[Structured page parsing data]
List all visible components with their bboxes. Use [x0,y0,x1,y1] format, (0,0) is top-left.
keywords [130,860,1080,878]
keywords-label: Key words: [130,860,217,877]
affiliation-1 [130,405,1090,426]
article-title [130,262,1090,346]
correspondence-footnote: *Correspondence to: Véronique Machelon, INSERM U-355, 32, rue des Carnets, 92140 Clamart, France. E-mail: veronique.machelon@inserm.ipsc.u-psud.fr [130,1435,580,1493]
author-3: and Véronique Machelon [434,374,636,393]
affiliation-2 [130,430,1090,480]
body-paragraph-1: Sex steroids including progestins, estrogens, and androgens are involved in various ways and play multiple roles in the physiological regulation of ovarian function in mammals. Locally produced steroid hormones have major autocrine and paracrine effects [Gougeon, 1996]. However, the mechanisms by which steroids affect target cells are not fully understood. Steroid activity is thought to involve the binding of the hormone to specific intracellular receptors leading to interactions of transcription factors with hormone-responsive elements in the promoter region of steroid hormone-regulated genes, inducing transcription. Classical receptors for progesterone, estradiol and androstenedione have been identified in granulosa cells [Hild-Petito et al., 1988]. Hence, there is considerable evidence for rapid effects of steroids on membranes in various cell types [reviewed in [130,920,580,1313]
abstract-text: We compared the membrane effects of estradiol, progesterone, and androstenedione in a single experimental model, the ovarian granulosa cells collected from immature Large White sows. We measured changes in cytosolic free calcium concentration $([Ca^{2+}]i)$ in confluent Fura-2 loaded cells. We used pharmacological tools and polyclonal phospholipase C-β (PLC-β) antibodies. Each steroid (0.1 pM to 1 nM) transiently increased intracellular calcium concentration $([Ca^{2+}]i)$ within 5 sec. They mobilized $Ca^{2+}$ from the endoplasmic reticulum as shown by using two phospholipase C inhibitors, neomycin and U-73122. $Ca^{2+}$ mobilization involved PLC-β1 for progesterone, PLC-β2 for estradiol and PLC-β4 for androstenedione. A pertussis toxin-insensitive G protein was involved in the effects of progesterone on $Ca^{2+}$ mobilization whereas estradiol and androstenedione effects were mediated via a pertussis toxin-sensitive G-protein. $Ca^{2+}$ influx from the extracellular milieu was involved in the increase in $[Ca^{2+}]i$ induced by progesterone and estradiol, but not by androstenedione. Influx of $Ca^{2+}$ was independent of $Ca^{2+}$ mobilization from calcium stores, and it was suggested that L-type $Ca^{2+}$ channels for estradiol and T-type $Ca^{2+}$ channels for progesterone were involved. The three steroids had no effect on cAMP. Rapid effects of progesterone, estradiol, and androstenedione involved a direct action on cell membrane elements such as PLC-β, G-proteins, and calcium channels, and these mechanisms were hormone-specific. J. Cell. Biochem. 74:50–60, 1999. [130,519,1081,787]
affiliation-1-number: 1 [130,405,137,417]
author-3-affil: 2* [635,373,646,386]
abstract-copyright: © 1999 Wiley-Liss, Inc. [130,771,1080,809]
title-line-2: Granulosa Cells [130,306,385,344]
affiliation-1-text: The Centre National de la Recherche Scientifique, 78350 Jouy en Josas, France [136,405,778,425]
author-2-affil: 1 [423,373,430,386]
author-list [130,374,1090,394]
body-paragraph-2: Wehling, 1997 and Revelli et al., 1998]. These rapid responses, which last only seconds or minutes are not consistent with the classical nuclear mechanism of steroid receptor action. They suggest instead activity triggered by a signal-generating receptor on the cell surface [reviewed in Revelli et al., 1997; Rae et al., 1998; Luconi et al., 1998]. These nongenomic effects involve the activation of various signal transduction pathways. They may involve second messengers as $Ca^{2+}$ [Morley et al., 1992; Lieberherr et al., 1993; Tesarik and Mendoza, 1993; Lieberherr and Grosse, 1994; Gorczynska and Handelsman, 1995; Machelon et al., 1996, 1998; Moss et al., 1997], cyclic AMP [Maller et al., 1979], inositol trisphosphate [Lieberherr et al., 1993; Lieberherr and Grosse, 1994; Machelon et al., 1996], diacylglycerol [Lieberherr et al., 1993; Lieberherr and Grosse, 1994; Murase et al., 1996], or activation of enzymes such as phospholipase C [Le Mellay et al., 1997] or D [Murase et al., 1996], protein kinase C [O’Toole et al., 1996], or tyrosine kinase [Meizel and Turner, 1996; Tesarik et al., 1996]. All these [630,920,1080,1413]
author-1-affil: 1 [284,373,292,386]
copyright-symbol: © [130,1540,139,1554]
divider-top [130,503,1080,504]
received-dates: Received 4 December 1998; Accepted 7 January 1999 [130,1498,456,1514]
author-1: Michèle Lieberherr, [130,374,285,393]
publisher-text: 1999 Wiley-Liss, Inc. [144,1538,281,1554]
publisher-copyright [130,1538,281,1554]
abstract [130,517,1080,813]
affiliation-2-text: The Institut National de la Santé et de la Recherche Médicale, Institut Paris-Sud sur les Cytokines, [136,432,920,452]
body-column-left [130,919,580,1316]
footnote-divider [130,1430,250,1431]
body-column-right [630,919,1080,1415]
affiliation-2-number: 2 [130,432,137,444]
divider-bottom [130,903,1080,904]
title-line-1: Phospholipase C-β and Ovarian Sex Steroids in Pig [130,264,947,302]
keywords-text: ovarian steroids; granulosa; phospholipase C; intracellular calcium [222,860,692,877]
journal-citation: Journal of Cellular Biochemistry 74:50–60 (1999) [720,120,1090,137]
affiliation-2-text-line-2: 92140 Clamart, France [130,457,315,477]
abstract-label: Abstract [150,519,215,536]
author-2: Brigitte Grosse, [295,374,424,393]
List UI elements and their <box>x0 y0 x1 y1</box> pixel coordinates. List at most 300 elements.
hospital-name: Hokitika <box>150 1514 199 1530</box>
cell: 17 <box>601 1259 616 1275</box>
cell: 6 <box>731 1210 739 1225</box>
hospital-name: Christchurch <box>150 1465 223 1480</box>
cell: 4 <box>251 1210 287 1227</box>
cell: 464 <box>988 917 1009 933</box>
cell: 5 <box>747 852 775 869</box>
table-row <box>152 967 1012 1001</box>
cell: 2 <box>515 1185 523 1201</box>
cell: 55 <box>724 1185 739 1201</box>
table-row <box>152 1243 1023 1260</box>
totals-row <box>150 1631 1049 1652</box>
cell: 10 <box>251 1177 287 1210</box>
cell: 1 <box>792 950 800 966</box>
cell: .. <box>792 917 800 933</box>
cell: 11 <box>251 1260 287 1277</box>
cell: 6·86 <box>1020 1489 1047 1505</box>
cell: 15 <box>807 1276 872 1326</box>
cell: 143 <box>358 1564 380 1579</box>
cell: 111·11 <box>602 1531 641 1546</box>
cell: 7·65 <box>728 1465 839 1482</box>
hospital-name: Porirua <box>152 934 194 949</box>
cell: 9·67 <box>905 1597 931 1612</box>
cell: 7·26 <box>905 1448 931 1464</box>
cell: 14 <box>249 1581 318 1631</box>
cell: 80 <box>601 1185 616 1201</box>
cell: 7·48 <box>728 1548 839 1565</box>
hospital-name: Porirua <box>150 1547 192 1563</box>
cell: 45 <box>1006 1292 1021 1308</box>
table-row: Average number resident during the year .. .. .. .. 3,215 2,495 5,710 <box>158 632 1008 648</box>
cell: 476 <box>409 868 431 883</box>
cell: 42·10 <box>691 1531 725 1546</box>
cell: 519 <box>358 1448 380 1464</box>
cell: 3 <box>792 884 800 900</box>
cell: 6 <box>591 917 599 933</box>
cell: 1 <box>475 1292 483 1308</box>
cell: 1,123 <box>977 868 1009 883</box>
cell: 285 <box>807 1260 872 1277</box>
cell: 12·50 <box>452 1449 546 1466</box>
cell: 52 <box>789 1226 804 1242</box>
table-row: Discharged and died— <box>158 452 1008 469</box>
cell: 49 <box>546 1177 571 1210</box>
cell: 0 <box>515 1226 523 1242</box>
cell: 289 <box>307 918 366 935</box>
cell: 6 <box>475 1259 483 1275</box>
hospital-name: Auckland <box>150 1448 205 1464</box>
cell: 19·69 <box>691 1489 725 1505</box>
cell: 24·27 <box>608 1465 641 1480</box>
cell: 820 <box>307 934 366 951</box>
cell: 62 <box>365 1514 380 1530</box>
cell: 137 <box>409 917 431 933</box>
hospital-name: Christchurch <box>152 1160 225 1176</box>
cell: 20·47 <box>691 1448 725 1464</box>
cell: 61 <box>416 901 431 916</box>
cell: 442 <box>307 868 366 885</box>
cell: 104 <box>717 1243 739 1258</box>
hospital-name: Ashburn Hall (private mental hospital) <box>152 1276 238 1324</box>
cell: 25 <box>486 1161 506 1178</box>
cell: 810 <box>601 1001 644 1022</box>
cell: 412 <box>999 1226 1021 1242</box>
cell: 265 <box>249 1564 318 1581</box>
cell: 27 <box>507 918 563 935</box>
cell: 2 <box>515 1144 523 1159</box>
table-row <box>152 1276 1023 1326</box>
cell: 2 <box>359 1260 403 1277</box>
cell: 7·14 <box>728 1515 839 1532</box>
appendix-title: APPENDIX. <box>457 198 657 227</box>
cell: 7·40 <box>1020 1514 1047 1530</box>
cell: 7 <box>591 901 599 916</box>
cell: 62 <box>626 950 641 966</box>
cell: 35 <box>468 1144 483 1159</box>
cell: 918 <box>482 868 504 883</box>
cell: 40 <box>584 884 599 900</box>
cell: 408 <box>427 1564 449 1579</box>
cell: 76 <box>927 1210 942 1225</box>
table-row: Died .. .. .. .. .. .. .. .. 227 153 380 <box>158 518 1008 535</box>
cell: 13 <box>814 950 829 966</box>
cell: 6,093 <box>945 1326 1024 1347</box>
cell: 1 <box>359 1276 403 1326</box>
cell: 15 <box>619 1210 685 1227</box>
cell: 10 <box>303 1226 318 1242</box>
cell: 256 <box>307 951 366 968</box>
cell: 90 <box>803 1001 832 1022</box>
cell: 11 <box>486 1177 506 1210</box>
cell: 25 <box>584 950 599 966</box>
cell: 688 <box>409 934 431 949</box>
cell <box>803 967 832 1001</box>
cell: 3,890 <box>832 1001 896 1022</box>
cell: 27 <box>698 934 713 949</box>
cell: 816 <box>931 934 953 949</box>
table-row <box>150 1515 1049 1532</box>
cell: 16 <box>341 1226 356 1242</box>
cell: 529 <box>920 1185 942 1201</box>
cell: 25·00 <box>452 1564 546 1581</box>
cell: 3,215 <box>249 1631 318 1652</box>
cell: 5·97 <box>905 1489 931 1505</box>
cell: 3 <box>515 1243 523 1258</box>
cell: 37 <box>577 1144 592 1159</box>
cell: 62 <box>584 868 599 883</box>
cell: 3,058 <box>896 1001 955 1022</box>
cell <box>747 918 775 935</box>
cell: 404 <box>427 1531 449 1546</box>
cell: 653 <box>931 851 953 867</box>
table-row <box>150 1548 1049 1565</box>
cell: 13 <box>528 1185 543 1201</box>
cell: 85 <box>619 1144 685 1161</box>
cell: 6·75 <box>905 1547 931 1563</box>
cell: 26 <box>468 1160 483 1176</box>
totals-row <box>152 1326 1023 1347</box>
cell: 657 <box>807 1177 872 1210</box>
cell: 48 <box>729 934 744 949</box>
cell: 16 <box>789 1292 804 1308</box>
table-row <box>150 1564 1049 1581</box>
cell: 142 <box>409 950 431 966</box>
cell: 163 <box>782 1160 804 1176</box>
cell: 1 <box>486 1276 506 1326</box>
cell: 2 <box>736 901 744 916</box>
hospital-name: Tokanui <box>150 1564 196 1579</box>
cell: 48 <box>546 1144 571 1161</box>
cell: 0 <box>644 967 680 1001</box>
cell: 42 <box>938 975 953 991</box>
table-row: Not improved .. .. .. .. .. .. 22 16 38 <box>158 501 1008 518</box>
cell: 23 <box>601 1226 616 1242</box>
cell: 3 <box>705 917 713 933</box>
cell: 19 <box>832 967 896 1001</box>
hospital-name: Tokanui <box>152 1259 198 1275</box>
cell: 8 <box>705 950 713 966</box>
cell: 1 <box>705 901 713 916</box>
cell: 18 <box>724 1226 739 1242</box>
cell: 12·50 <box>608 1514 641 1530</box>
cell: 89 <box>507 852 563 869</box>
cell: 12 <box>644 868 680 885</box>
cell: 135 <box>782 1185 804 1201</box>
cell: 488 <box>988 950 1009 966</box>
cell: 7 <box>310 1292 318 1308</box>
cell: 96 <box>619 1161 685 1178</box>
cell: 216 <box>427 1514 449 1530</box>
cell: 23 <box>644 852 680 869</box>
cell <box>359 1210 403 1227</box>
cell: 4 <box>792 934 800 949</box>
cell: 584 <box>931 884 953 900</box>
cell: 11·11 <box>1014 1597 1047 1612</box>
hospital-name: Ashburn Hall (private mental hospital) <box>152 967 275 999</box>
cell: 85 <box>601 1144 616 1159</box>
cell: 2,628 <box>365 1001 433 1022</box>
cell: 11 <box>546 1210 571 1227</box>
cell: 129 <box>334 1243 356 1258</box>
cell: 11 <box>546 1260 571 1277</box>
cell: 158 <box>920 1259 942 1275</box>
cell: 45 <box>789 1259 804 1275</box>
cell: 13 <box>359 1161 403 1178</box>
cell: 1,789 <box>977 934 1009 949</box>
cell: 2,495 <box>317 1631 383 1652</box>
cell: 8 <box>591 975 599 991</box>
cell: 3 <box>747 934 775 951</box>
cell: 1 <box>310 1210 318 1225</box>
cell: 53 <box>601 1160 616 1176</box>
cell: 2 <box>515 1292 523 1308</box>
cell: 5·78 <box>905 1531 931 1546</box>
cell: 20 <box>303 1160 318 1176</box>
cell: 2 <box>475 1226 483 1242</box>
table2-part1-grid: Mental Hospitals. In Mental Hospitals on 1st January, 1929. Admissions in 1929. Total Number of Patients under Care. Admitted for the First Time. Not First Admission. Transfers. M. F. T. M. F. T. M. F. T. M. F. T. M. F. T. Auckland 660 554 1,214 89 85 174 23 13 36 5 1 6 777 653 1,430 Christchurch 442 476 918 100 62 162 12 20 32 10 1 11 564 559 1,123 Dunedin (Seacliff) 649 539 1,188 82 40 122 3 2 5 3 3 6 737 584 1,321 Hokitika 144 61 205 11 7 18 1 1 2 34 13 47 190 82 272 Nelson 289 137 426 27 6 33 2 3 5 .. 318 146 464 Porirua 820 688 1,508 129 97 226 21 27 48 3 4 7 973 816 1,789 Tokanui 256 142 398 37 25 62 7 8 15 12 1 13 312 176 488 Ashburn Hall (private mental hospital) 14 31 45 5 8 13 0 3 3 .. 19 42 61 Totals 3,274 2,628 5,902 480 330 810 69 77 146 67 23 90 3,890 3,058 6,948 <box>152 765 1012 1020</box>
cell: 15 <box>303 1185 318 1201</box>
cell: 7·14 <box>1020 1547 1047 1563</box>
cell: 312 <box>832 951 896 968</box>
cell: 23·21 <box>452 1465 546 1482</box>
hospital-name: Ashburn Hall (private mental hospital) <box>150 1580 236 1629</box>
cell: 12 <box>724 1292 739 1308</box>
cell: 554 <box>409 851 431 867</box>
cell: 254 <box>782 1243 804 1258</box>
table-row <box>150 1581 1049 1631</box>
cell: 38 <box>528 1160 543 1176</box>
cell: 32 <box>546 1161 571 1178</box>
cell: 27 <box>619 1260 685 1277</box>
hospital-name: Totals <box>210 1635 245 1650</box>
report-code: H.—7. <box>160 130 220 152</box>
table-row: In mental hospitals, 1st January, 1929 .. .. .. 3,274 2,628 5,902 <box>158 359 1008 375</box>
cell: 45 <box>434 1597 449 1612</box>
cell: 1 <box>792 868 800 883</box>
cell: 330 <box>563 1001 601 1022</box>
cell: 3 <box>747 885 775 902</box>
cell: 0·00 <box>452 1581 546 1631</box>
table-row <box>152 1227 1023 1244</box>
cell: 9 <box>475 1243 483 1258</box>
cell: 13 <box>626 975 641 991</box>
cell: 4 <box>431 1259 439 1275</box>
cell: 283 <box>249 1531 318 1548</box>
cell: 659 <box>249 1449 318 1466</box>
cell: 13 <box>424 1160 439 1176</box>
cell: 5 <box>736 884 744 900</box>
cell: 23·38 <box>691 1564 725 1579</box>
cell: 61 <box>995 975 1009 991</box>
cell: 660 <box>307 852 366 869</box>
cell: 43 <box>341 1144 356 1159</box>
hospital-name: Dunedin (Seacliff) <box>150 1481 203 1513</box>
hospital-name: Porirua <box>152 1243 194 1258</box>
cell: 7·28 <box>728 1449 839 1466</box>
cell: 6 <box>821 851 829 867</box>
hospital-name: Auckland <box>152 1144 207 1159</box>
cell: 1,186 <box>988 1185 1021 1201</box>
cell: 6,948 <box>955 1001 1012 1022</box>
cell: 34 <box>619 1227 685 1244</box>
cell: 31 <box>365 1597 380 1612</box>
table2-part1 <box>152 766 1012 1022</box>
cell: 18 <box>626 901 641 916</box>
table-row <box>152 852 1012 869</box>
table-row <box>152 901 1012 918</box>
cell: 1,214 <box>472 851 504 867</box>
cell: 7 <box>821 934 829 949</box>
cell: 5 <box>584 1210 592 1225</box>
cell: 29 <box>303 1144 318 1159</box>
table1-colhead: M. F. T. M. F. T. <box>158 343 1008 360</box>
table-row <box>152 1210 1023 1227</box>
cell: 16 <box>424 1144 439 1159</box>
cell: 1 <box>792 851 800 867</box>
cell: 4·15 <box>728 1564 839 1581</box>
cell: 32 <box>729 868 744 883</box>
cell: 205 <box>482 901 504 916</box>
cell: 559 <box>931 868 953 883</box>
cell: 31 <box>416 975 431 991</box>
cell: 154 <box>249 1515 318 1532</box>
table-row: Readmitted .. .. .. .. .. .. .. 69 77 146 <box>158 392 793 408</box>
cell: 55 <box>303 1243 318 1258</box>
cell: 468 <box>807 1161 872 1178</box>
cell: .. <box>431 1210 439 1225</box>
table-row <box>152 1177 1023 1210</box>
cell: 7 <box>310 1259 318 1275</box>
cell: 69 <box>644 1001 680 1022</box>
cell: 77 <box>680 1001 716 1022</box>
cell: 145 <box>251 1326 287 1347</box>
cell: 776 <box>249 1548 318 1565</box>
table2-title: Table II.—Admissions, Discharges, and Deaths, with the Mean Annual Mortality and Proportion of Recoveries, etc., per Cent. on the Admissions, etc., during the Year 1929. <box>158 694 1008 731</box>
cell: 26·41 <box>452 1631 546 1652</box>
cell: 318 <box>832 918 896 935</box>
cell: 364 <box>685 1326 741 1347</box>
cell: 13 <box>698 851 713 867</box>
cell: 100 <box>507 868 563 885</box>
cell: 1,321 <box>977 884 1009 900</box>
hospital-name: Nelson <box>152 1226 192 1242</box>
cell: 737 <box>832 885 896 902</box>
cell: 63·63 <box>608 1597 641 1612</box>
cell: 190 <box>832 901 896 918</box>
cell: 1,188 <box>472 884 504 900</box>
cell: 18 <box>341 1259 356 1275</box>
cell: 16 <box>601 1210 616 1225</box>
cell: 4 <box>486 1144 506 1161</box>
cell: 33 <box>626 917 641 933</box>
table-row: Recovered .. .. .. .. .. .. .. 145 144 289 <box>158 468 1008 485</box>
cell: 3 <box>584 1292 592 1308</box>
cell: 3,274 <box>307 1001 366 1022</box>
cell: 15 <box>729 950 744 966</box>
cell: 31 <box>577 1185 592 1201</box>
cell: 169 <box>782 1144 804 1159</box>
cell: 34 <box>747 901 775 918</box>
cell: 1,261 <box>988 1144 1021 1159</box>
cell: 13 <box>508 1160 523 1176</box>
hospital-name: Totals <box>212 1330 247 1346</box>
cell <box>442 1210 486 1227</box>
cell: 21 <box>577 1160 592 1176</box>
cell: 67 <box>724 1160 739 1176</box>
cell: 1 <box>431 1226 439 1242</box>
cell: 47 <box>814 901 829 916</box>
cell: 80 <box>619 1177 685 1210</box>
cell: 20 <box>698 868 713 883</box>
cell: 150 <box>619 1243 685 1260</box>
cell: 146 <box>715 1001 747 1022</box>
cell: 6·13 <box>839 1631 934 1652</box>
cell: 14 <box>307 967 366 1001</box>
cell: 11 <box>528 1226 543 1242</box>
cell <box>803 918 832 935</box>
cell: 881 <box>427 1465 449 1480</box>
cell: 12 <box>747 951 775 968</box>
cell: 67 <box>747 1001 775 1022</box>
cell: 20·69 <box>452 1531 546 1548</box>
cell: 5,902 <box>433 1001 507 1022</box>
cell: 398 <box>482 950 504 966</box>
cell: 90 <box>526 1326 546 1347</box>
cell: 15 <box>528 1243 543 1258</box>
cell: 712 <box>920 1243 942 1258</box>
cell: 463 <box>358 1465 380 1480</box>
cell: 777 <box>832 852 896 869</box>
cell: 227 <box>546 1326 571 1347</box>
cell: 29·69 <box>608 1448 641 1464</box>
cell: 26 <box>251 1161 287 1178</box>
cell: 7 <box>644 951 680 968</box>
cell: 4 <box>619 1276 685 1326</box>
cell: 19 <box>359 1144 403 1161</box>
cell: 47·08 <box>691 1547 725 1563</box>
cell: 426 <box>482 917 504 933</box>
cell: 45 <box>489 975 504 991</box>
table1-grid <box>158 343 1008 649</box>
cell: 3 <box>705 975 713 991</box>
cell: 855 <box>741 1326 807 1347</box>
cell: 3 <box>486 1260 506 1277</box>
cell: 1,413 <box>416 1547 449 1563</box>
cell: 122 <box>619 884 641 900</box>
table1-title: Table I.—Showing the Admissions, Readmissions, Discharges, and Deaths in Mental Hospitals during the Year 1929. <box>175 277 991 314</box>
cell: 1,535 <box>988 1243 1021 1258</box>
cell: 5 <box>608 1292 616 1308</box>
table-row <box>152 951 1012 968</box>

» **Exercise prompt**: Across the records above, how many lines hold the string "Clamart"? The number alone will do.

» **Task output**: 2